- SET TASK -
Copy all lines below containing "environment".
════════════════
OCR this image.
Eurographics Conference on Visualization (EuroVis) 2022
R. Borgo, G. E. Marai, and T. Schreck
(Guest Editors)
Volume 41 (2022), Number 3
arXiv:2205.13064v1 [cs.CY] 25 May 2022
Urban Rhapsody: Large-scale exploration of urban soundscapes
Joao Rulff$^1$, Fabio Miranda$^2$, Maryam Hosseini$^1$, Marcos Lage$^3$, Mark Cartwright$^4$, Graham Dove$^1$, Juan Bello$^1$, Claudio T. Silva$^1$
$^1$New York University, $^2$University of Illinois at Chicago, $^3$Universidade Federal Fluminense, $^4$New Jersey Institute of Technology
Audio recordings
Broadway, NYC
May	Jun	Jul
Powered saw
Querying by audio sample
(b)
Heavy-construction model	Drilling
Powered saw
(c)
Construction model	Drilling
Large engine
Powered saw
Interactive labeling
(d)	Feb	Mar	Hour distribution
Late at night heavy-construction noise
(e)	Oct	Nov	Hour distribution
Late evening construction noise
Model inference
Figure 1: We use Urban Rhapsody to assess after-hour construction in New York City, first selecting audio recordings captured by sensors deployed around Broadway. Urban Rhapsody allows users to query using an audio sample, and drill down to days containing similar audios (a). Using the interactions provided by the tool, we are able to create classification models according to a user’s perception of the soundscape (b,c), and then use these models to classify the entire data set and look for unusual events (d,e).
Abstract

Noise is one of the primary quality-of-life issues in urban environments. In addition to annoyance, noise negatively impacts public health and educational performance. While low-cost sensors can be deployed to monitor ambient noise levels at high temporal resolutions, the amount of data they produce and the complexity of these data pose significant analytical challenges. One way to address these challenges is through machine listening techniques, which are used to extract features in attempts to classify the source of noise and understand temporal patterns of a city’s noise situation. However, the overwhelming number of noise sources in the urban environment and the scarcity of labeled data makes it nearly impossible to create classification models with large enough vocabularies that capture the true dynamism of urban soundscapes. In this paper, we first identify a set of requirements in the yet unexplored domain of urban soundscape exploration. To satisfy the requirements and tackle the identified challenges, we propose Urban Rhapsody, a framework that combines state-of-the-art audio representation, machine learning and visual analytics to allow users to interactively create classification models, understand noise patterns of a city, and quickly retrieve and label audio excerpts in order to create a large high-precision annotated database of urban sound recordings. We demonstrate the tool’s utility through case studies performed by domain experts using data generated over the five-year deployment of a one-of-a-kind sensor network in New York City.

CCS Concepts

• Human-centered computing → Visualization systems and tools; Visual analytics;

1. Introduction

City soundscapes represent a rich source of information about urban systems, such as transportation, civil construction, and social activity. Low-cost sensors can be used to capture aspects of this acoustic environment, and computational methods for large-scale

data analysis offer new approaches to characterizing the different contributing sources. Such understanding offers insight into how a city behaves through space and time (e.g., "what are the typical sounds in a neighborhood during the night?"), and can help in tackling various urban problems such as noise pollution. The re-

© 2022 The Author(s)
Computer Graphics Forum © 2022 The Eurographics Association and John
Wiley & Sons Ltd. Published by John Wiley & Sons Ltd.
════════════════
- COMPLETED TASK -
Noise is one of the primary quality-of-life issues in urban environments. In addition to annoyance, noise negatively impacts public health and educational performance. While low-cost sensors can be deployed to monitor ambient noise levels at high temporal resolutions, the amount of data they produce and the complexity of these data pose significant analytical challenges. One way to address these challenges is through machine listening techniques, which are used to extract features in attempts to classify the source of noise and understand temporal patterns of a city’s noise situation. However, the overwhelming number of noise sources in the urban environment and the scarcity of labeled data makes it nearly impossible to create classification models with large enough vocabularies that capture the true dynamism of urban soundscapes. In this paper, we first identify a set of requirements in the yet unexplored domain of urban soundscape exploration. To satisfy the requirements and tackle the identified challenges, we propose Urban Rhapsody, a framework that combines state-of-the-art audio representation, machine learning and visual analytics to allow users to interactively create classification models, understand noise patterns of a city, and quickly retrieve and label audio excerpts in order to create a large high-precision annotated database of urban sound recordings. We demonstrate the tool’s utility through case studies performed by domain experts using data generated over the five-year deployment of a one-of-a-kind sensor network in New York City.
City soundscapes represent a rich source of information about urban systems, such as transportation, civil construction, and social activity. Low-cost sensors can be used to capture aspects of this acoustic environment, and computational methods for large-scale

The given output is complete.